• [SUPPLIED DATA]
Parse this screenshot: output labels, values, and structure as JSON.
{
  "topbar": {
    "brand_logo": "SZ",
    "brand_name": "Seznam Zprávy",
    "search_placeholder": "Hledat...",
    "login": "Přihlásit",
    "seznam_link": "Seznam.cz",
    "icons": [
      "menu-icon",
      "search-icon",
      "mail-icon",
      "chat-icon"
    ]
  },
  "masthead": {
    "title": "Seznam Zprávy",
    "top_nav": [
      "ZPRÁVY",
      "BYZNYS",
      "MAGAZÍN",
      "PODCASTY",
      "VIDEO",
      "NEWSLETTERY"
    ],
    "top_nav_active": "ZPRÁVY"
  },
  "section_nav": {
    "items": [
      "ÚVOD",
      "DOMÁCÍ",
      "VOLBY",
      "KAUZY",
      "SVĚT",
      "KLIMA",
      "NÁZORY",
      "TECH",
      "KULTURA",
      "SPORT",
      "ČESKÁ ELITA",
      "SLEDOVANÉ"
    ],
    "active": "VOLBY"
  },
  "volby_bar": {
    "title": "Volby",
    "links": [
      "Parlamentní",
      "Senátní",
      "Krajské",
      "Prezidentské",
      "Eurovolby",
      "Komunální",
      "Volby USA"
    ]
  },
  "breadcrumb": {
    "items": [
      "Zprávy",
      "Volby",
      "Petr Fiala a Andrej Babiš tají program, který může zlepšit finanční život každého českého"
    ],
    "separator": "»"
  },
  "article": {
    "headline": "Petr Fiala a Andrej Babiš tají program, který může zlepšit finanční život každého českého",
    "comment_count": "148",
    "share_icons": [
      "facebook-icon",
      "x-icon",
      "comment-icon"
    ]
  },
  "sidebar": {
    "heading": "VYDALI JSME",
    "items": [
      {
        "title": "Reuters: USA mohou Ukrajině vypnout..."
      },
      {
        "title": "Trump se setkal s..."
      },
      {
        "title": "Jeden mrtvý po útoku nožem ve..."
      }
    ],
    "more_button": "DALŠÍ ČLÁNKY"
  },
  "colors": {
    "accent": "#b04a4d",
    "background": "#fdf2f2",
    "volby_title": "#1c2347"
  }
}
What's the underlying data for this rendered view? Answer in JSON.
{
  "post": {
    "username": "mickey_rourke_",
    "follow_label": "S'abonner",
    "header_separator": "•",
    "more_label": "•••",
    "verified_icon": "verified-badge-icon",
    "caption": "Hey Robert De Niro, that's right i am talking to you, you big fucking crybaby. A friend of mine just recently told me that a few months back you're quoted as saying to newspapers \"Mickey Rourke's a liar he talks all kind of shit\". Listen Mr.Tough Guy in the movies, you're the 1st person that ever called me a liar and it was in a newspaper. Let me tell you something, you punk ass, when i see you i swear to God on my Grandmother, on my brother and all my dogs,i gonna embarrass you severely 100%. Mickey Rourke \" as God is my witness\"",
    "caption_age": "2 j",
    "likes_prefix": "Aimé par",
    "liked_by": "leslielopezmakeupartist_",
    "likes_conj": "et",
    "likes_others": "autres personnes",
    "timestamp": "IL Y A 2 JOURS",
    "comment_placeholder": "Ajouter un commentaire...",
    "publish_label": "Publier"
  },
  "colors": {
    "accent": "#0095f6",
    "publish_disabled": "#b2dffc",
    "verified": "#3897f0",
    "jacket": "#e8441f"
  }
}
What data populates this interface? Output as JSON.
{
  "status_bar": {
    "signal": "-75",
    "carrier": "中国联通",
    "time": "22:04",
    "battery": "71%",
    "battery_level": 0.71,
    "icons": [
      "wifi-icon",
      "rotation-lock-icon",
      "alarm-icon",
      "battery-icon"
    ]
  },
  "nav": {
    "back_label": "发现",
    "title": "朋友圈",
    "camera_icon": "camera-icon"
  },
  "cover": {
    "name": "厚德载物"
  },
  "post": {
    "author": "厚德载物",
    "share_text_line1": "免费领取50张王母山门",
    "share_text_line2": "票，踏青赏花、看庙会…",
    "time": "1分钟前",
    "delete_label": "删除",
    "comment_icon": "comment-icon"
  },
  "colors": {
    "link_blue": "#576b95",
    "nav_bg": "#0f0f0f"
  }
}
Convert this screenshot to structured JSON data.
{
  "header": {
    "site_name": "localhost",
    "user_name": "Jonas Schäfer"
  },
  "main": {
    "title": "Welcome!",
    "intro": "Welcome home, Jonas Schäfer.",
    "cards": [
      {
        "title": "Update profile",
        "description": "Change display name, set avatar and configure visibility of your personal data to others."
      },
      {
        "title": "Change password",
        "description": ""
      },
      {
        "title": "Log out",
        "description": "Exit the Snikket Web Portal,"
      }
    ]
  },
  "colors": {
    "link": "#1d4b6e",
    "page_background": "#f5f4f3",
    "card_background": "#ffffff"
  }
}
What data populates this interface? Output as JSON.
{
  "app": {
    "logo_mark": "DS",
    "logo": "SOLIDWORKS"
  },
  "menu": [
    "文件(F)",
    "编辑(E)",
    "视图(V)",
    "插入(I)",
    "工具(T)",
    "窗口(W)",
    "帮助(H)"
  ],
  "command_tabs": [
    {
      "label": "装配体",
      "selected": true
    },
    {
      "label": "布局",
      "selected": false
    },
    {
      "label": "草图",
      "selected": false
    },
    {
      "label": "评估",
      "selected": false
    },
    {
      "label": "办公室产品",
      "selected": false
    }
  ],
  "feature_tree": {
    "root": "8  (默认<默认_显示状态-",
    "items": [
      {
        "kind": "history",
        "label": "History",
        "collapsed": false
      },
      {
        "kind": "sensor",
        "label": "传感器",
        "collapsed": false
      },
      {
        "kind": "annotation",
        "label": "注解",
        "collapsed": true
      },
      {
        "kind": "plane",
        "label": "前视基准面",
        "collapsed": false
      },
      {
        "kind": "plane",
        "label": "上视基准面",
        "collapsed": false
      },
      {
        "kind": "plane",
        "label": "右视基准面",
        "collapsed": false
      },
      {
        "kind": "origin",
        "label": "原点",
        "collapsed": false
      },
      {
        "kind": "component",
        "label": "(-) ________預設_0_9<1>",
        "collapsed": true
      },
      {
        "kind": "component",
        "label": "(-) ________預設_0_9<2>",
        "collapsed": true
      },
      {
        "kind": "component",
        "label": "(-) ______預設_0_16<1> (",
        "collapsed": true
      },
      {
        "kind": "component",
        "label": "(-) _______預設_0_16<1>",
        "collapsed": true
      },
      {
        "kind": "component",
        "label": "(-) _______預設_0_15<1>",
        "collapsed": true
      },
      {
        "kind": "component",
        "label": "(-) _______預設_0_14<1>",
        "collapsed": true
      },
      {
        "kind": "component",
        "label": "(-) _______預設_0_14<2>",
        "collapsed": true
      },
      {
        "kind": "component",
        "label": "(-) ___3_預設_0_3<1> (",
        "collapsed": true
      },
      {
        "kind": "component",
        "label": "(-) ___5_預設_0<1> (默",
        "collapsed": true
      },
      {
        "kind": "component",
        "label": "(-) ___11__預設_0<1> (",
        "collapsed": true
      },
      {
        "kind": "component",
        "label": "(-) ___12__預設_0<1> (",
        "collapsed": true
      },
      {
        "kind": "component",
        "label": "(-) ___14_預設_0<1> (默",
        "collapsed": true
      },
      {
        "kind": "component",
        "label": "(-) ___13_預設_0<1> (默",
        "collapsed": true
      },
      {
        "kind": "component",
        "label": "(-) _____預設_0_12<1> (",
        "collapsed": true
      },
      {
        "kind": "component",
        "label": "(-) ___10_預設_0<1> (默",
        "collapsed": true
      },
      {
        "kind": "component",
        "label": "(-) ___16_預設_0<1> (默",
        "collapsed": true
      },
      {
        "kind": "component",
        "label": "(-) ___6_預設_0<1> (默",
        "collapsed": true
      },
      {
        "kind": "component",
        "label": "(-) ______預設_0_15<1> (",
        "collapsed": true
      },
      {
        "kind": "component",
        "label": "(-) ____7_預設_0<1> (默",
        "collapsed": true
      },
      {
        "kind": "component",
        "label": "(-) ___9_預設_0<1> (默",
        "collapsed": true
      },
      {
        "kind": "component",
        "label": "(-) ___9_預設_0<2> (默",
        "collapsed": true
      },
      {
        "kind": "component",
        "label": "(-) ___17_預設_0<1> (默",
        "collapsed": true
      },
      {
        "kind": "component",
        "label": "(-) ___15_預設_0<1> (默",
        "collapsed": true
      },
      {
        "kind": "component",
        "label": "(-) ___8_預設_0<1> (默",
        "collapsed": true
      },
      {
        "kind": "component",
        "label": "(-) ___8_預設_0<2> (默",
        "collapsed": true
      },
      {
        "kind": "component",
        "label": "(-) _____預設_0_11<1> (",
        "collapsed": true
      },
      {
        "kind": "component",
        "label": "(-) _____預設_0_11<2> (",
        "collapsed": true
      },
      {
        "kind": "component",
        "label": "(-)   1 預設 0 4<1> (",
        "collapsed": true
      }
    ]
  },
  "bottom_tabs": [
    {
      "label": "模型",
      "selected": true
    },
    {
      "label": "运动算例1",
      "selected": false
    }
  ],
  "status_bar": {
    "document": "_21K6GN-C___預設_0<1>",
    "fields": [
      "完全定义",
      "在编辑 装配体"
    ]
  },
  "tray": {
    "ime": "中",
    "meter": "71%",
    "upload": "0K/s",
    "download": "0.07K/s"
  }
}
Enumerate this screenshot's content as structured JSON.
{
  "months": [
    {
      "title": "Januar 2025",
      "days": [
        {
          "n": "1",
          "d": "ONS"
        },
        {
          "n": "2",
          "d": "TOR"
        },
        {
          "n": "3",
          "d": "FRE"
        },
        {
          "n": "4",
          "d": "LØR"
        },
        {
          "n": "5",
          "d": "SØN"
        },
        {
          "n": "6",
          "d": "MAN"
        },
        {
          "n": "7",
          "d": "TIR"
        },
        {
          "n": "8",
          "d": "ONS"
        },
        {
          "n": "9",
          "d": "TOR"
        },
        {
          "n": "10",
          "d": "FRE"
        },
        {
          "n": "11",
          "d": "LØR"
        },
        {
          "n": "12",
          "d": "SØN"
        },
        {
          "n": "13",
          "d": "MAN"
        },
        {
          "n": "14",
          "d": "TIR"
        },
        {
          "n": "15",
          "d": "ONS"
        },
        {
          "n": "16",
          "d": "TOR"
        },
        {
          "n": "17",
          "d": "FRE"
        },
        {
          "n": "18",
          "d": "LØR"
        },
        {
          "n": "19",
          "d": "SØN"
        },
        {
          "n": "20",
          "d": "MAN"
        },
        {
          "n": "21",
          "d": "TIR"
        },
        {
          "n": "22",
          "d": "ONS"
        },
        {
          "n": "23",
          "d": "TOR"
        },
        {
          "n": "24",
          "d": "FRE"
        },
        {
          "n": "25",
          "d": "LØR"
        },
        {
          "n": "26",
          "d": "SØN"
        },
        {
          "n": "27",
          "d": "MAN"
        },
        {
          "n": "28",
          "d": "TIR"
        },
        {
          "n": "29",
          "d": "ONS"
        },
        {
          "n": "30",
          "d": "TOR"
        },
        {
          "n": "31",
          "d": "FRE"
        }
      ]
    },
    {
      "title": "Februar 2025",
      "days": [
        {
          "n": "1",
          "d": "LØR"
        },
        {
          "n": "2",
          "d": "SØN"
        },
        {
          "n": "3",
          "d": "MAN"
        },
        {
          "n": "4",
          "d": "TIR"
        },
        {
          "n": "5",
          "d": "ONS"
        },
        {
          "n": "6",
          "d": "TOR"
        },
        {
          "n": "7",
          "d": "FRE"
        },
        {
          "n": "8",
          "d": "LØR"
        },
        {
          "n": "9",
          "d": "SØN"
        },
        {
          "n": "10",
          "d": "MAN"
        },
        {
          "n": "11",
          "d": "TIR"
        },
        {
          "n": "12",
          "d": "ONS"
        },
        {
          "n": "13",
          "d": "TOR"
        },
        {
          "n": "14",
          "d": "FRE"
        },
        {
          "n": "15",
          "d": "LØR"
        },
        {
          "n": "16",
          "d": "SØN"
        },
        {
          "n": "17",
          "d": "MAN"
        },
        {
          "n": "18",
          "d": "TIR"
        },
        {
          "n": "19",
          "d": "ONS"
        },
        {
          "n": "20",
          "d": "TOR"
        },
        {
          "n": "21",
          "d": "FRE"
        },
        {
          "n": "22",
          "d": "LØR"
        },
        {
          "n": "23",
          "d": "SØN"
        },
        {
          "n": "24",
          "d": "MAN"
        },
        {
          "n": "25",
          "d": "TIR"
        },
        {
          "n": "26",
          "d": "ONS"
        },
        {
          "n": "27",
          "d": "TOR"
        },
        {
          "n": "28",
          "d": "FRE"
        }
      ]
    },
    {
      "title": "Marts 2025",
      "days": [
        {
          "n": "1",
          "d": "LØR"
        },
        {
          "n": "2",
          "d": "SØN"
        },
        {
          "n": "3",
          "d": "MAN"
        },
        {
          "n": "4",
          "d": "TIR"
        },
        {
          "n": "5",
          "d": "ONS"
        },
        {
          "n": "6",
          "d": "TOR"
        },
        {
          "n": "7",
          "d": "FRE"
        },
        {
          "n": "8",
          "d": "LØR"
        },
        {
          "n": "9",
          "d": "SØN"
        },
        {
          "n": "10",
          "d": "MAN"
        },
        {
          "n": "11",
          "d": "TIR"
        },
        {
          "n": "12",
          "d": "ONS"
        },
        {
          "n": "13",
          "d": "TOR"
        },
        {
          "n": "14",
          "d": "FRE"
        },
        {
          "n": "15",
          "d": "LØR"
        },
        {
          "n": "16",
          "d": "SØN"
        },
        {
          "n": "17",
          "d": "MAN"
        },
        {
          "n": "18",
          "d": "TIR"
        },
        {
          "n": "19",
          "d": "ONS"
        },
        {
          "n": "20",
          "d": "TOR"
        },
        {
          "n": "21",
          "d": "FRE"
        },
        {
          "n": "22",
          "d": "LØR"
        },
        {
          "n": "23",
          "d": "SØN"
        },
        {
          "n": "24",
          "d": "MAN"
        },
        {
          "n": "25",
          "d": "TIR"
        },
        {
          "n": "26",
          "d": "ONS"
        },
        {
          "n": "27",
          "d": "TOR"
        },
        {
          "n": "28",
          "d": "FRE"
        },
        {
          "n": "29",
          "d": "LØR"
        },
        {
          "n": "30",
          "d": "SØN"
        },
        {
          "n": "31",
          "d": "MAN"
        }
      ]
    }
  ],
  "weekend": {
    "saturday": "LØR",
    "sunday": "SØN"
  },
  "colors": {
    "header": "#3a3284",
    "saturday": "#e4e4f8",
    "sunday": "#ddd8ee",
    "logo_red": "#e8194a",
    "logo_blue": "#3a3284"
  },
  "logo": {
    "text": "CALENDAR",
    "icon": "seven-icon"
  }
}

• [EXERCISE]
Read the data above. Pull out each line in which the string "život" appears.

• [RESULT BELOW]
      "Petr Fiala a Andrej Babiš tají program, který může zlepšit finanční život každého českého"
    "headline": "Petr Fiala a Andrej Babiš tají program, který může zlepšit finanční život každého českého",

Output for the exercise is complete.